Reproduce each line of the material precisely.

- _INFORMATION SHOWN_:
--- begin ---

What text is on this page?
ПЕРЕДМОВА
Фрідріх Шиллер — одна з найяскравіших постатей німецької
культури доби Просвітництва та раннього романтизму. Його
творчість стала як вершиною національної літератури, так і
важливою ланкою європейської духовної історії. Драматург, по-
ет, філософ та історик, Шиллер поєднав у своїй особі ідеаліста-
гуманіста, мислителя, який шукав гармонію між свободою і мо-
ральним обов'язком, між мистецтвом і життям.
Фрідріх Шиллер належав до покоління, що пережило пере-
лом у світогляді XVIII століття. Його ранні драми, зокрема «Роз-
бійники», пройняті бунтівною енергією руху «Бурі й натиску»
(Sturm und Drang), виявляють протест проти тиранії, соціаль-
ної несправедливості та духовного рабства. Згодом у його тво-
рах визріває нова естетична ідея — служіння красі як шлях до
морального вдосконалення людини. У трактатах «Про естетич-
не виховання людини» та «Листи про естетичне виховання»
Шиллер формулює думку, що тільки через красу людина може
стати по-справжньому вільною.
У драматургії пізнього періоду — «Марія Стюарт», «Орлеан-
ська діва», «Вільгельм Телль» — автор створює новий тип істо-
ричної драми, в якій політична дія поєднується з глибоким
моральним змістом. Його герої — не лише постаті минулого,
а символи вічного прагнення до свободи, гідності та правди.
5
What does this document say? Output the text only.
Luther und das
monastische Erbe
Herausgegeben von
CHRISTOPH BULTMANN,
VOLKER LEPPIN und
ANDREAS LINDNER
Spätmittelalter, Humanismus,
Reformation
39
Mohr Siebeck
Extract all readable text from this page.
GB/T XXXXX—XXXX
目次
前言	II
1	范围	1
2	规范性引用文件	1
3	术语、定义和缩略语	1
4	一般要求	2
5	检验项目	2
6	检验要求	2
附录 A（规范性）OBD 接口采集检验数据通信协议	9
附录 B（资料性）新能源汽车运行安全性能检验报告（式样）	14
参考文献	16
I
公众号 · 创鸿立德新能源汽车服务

--- end ---

- _FINISHED ANSWER_:
What text is on this page?
ПЕРЕДМОВА
Фрідріх Шиллер — одна з найяскравіших постатей німецької
культури доби Просвітництва та раннього романтизму. Його
творчість стала як вершиною національної літератури, так і
важливою ланкою європейської духовної історії. Драматург, по-
ет, філософ та історик, Шиллер поєднав у своїй особі ідеаліста-
гуманіста, мислителя, який шукав гармонію між свободою і мо-
ральним обов'язком, між мистецтвом і життям.
Фрідріх Шиллер належав до покоління, що пережило пере-
лом у світогляді XVIII століття. Його ранні драми, зокрема «Роз-
бійники», пройняті бунтівною енергією руху «Бурі й натиску»
(Sturm und Drang), виявляють протест проти тиранії, соціаль-
ної несправедливості та духовного рабства. Згодом у його тво-
рах визріває нова естетична ідея — служіння красі як шлях до
морального вдосконалення людини. У трактатах «Про естетич-
не виховання людини» та «Листи про естетичне виховання»
Шиллер формулює думку, що тільки через красу людина може
стати по-справжньому вільною.
У драматургії пізнього періоду — «Марія Стюарт», «Орлеан-
ська діва», «Вільгельм Телль» — автор створює новий тип істо-
ричної драми, в якій політична дія поєднується з глибоким
моральним змістом. Його герої — не лише постаті минулого,
а символи вічного прагнення до свободи, гідності та правди.
5
What does this document say? Output the text only.
Luther und das
monastische Erbe
Herausgegeben von
CHRISTOPH BULTMANN,
VOLKER LEPPIN und
ANDREAS LINDNER
Spätmittelalter, Humanismus,
Reformation
39
Mohr Siebeck
Extract all readable text from this page.
GB/T XXXXX—XXXX
目次
前言	II
1	范围	1
2	规范性引用文件	1
3	术语、定义和缩略语	1
4	一般要求	2
5	检验项目	2
6	检验要求	2
附录 A（规范性）OBD 接口采集检验数据通信协议	9
附录 B（资料性）新能源汽车运行安全性能检验报告（式样）	14
参考文献	16
I
公众号 · 创鸿立德新能源汽车服务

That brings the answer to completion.